● TASK GOAL:
The data below is to be returned in full and exactly.

● GIVEN RECORDS:

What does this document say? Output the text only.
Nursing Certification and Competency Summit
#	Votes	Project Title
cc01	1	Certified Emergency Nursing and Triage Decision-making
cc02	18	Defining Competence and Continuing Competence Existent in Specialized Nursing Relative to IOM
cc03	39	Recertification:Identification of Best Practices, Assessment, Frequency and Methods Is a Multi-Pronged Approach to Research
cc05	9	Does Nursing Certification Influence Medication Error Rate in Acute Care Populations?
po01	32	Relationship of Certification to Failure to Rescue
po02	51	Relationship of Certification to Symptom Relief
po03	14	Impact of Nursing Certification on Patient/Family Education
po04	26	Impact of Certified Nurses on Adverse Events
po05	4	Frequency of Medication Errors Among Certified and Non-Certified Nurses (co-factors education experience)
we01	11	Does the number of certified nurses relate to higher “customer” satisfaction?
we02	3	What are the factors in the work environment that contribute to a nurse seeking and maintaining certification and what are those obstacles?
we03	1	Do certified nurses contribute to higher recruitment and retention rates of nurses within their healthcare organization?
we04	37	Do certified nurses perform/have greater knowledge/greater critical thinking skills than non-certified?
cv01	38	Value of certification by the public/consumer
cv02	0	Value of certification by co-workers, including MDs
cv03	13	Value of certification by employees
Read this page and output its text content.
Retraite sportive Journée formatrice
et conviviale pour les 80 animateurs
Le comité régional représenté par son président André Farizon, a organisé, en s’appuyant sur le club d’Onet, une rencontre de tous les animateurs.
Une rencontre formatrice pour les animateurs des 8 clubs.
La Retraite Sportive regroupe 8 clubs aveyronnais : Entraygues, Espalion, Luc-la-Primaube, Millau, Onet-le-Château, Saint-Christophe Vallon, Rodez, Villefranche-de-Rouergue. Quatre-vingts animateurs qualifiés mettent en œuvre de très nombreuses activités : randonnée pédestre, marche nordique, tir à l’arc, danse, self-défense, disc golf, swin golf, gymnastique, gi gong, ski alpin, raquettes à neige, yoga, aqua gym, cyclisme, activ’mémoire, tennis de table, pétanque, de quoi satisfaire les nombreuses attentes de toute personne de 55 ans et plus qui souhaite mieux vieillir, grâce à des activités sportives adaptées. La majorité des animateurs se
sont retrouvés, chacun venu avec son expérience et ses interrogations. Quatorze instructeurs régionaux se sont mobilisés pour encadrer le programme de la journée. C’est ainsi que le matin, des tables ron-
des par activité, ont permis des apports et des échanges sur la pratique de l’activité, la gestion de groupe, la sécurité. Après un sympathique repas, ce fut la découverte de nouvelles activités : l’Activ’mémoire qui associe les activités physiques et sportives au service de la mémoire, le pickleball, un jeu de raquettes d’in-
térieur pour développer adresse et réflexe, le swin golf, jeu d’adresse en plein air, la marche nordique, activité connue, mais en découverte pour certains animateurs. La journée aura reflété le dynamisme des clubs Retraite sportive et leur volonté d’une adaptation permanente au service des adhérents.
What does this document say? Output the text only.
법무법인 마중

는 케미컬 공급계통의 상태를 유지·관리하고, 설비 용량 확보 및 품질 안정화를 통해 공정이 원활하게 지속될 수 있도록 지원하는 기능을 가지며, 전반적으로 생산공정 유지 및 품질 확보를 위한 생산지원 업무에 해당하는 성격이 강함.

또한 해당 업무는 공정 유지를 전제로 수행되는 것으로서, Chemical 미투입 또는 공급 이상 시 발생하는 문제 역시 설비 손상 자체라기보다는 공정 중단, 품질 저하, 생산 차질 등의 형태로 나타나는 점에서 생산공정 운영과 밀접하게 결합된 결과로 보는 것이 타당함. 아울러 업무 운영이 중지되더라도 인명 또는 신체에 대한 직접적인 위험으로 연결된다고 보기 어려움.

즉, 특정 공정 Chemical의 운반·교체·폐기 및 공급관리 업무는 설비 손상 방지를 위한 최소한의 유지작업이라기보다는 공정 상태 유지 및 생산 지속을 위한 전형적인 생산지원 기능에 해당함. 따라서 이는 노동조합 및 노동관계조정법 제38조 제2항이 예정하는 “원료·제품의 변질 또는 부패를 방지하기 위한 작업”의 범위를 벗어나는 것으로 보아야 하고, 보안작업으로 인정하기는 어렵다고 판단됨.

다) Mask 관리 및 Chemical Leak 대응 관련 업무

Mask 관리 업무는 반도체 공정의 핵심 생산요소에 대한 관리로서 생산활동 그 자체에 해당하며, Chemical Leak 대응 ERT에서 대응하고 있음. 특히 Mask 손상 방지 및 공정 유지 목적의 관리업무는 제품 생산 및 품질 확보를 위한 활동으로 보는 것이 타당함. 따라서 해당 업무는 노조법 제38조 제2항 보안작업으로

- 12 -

● TASK RESULT:
What does this document say? Output the text only.
Nursing Certification and Competency Summit
#	Votes	Project Title
cc01	1	Certified Emergency Nursing and Triage Decision-making
cc02	18	Defining Competence and Continuing Competence Existent in Specialized Nursing Relative to IOM
cc03	39	Recertification:Identification of Best Practices, Assessment, Frequency and Methods Is a Multi-Pronged Approach to Research
cc05	9	Does Nursing Certification Influence Medication Error Rate in Acute Care Populations?
po01	32	Relationship of Certification to Failure to Rescue
po02	51	Relationship of Certification to Symptom Relief
po03	14	Impact of Nursing Certification on Patient/Family Education
po04	26	Impact of Certified Nurses on Adverse Events
po05	4	Frequency of Medication Errors Among Certified and Non-Certified Nurses (co-factors education experience)
we01	11	Does the number of certified nurses relate to higher “customer” satisfaction?
we02	3	What are the factors in the work environment that contribute to a nurse seeking and maintaining certification and what are those obstacles?
we03	1	Do certified nurses contribute to higher recruitment and retention rates of nurses within their healthcare organization?
we04	37	Do certified nurses perform/have greater knowledge/greater critical thinking skills than non-certified?
cv01	38	Value of certification by the public/consumer
cv02	0	Value of certification by co-workers, including MDs
cv03	13	Value of certification by employees
Read this page and output its text content.
Retraite sportive Journée formatrice
et conviviale pour les 80 animateurs
Le comité régional représenté par son président André Farizon, a organisé, en s’appuyant sur le club d’Onet, une rencontre de tous les animateurs.
Une rencontre formatrice pour les animateurs des 8 clubs.
La Retraite Sportive regroupe 8 clubs aveyronnais : Entraygues, Espalion, Luc-la-Primaube, Millau, Onet-le-Château, Saint-Christophe Vallon, Rodez, Villefranche-de-Rouergue. Quatre-vingts animateurs qualifiés mettent en œuvre de très nombreuses activités : randonnée pédestre, marche nordique, tir à l’arc, danse, self-défense, disc golf, swin golf, gymnastique, gi gong, ski alpin, raquettes à neige, yoga, aqua gym, cyclisme, activ’mémoire, tennis de table, pétanque, de quoi satisfaire les nombreuses attentes de toute personne de 55 ans et plus qui souhaite mieux vieillir, grâce à des activités sportives adaptées. La majorité des animateurs se
sont retrouvés, chacun venu avec son expérience et ses interrogations. Quatorze instructeurs régionaux se sont mobilisés pour encadrer le programme de la journée. C’est ainsi que le matin, des tables ron-
des par activité, ont permis des apports et des échanges sur la pratique de l’activité, la gestion de groupe, la sécurité. Après un sympathique repas, ce fut la découverte de nouvelles activités : l’Activ’mémoire qui associe les activités physiques et sportives au service de la mémoire, le pickleball, un jeu de raquettes d’in-
térieur pour développer adresse et réflexe, le swin golf, jeu d’adresse en plein air, la marche nordique, activité connue, mais en découverte pour certains animateurs. La journée aura reflété le dynamisme des clubs Retraite sportive et leur volonté d’une adaptation permanente au service des adhérents.
What does this document say? Output the text only.
법무법인 마중

는 케미컬 공급계통의 상태를 유지·관리하고, 설비 용량 확보 및 품질 안정화를 통해 공정이 원활하게 지속될 수 있도록 지원하는 기능을 가지며, 전반적으로 생산공정 유지 및 품질 확보를 위한 생산지원 업무에 해당하는 성격이 강함.

또한 해당 업무는 공정 유지를 전제로 수행되는 것으로서, Chemical 미투입 또는 공급 이상 시 발생하는 문제 역시 설비 손상 자체라기보다는 공정 중단, 품질 저하, 생산 차질 등의 형태로 나타나는 점에서 생산공정 운영과 밀접하게 결합된 결과로 보는 것이 타당함. 아울러 업무 운영이 중지되더라도 인명 또는 신체에 대한 직접적인 위험으로 연결된다고 보기 어려움.

즉, 특정 공정 Chemical의 운반·교체·폐기 및 공급관리 업무는 설비 손상 방지를 위한 최소한의 유지작업이라기보다는 공정 상태 유지 및 생산 지속을 위한 전형적인 생산지원 기능에 해당함. 따라서 이는 노동조합 및 노동관계조정법 제38조 제2항이 예정하는 “원료·제품의 변질 또는 부패를 방지하기 위한 작업”의 범위를 벗어나는 것으로 보아야 하고, 보안작업으로 인정하기는 어렵다고 판단됨.

다) Mask 관리 및 Chemical Leak 대응 관련 업무

Mask 관리 업무는 반도체 공정의 핵심 생산요소에 대한 관리로서 생산활동 그 자체에 해당하며, Chemical Leak 대응 ERT에서 대응하고 있음. 특히 Mask 손상 방지 및 공정 유지 목적의 관리업무는 제품 생산 및 품질 확보를 위한 활동으로 보는 것이 타당함. 따라서 해당 업무는 노조법 제38조 제2항 보안작업으로

- 12 -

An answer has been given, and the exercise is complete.